EXERCISE MATERIALS:
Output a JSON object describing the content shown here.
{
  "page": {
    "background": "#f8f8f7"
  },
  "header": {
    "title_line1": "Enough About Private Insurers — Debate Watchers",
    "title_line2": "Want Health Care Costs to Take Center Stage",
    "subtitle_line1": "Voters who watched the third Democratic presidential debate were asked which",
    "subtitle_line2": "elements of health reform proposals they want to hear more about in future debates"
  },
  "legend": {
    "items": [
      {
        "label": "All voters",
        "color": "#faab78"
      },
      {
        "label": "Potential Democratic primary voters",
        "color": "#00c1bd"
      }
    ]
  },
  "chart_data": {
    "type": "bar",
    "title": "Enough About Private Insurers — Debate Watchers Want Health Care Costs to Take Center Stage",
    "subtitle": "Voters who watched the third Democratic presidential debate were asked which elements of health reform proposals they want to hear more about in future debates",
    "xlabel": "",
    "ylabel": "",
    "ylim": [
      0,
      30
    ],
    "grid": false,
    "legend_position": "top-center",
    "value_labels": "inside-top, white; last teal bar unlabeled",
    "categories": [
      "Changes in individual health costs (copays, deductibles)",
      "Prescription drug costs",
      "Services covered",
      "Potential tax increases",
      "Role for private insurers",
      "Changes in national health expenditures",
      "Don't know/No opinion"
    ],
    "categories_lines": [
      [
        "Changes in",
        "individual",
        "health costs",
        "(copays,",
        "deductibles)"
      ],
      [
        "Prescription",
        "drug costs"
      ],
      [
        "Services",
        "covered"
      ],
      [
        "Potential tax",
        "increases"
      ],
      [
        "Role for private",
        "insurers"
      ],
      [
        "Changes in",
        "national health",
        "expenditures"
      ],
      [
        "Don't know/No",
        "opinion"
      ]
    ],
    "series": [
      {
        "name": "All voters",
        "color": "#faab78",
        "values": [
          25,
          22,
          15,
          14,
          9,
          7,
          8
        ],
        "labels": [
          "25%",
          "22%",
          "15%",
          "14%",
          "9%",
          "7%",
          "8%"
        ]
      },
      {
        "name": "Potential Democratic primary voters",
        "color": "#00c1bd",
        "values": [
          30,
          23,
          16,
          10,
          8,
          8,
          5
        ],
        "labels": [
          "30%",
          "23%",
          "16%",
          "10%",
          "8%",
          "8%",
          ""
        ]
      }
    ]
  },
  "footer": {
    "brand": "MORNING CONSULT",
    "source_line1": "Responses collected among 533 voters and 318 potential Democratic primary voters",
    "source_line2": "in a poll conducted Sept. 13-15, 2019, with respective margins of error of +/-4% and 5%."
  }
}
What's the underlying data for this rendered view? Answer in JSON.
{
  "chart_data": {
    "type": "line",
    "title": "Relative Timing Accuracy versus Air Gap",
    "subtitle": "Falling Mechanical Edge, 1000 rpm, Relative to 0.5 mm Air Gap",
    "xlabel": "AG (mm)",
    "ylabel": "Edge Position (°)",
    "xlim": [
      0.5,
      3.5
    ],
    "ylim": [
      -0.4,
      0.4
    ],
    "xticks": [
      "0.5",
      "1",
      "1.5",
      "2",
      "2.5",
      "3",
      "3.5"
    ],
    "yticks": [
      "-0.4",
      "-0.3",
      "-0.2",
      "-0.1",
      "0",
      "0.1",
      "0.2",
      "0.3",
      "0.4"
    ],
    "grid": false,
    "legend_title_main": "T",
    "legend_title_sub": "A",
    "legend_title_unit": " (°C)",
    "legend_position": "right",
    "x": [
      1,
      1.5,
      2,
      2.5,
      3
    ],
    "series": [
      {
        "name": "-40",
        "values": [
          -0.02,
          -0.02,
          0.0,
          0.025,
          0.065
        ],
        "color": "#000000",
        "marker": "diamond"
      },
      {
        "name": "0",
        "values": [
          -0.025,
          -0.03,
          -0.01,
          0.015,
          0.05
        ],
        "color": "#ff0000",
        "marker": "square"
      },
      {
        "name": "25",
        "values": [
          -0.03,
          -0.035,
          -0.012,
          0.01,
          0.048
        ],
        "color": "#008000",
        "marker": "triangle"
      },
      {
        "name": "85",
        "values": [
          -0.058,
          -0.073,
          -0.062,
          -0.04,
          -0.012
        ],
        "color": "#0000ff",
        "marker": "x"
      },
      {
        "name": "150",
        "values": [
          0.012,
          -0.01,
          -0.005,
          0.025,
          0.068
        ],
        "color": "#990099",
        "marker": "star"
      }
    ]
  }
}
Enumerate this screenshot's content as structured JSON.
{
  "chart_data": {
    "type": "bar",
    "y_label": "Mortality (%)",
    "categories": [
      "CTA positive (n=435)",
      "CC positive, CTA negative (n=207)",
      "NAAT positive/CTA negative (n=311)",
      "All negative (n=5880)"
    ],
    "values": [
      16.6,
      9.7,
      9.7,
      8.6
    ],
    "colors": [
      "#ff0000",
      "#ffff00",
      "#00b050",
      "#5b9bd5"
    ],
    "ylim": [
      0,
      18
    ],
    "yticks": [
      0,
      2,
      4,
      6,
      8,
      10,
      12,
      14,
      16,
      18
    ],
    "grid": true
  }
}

DIRECTIONS: Quote all of the entries verbatim.

CORRECT RESULT:
Output a JSON object describing the content shown here.
{
  "page": {
    "background": "#f8f8f7"
  },
  "header": {
    "title_line1": "Enough About Private Insurers — Debate Watchers",
    "title_line2": "Want Health Care Costs to Take Center Stage",
    "subtitle_line1": "Voters who watched the third Democratic presidential debate were asked which",
    "subtitle_line2": "elements of health reform proposals they want to hear more about in future debates"
  },
  "legend": {
    "items": [
      {
        "label": "All voters",
        "color": "#faab78"
      },
      {
        "label": "Potential Democratic primary voters",
        "color": "#00c1bd"
      }
    ]
  },
  "chart_data": {
    "type": "bar",
    "title": "Enough About Private Insurers — Debate Watchers Want Health Care Costs to Take Center Stage",
    "subtitle": "Voters who watched the third Democratic presidential debate were asked which elements of health reform proposals they want to hear more about in future debates",
    "xlabel": "",
    "ylabel": "",
    "ylim": [
      0,
      30
    ],
    "grid": false,
    "legend_position": "top-center",
    "value_labels": "inside-top, white; last teal bar unlabeled",
    "categories": [
      "Changes in individual health costs (copays, deductibles)",
      "Prescription drug costs",
      "Services covered",
      "Potential tax increases",
      "Role for private insurers",
      "Changes in national health expenditures",
      "Don't know/No opinion"
    ],
    "categories_lines": [
      [
        "Changes in",
        "individual",
        "health costs",
        "(copays,",
        "deductibles)"
      ],
      [
        "Prescription",
        "drug costs"
      ],
      [
        "Services",
        "covered"
      ],
      [
        "Potential tax",
        "increases"
      ],
      [
        "Role for private",
        "insurers"
      ],
      [
        "Changes in",
        "national health",
        "expenditures"
      ],
      [
        "Don't know/No",
        "opinion"
      ]
    ],
    "series": [
      {
        "name": "All voters",
        "color": "#faab78",
        "values": [
          25,
          22,
          15,
          14,
          9,
          7,
          8
        ],
        "labels": [
          "25%",
          "22%",
          "15%",
          "14%",
          "9%",
          "7%",
          "8%"
        ]
      },
      {
        "name": "Potential Democratic primary voters",
        "color": "#00c1bd",
        "values": [
          30,
          23,
          16,
          10,
          8,
          8,
          5
        ],
        "labels": [
          "30%",
          "23%",
          "16%",
          "10%",
          "8%",
          "8%",
          ""
        ]
      }
    ]
  },
  "footer": {
    "brand": "MORNING CONSULT",
    "source_line1": "Responses collected among 533 voters and 318 potential Democratic primary voters",
    "source_line2": "in a poll conducted Sept. 13-15, 2019, with respective margins of error of +/-4% and 5%."
  }
}
What's the underlying data for this rendered view? Answer in JSON.
{
  "chart_data": {
    "type": "line",
    "title": "Relative Timing Accuracy versus Air Gap",
    "subtitle": "Falling Mechanical Edge, 1000 rpm, Relative to 0.5 mm Air Gap",
    "xlabel": "AG (mm)",
    "ylabel": "Edge Position (°)",
    "xlim": [
      0.5,
      3.5
    ],
    "ylim": [
      -0.4,
      0.4
    ],
    "xticks": [
      "0.5",
      "1",
      "1.5",
      "2",
      "2.5",
      "3",
      "3.5"
    ],
    "yticks": [
      "-0.4",
      "-0.3",
      "-0.2",
      "-0.1",
      "0",
      "0.1",
      "0.2",
      "0.3",
      "0.4"
    ],
    "grid": false,
    "legend_title_main": "T",
    "legend_title_sub": "A",
    "legend_title_unit": " (°C)",
    "legend_position": "right",
    "x": [
      1,
      1.5,
      2,
      2.5,
      3
    ],
    "series": [
      {
        "name": "-40",
        "values": [
          -0.02,
          -0.02,
          0.0,
          0.025,
          0.065
        ],
        "color": "#000000",
        "marker": "diamond"
      },
      {
        "name": "0",
        "values": [
          -0.025,
          -0.03,
          -0.01,
          0.015,
          0.05
        ],
        "color": "#ff0000",
        "marker": "square"
      },
      {
        "name": "25",
        "values": [
          -0.03,
          -0.035,
          -0.012,
          0.01,
          0.048
        ],
        "color": "#008000",
        "marker": "triangle"
      },
      {
        "name": "85",
        "values": [
          -0.058,
          -0.073,
          -0.062,
          -0.04,
          -0.012
        ],
        "color": "#0000ff",
        "marker": "x"
      },
      {
        "name": "150",
        "values": [
          0.012,
          -0.01,
          -0.005,
          0.025,
          0.068
        ],
        "color": "#990099",
        "marker": "star"
      }
    ]
  }
}
Enumerate this screenshot's content as structured JSON.
{
  "chart_data": {
    "type": "bar",
    "y_label": "Mortality (%)",
    "categories": [
      "CTA positive (n=435)",
      "CC positive, CTA negative (n=207)",
      "NAAT positive/CTA negative (n=311)",
      "All negative (n=5880)"
    ],
    "values": [
      16.6,
      9.7,
      9.7,
      8.6
    ],
    "colors": [
      "#ff0000",
      "#ffff00",
      "#00b050",
      "#5b9bd5"
    ],
    "ylim": [
      0,
      18
    ],
    "yticks": [
      0,
      2,
      4,
      6,
      8,
      10,
      12,
      14,
      16,
      18
    ],
    "grid": true
  }
}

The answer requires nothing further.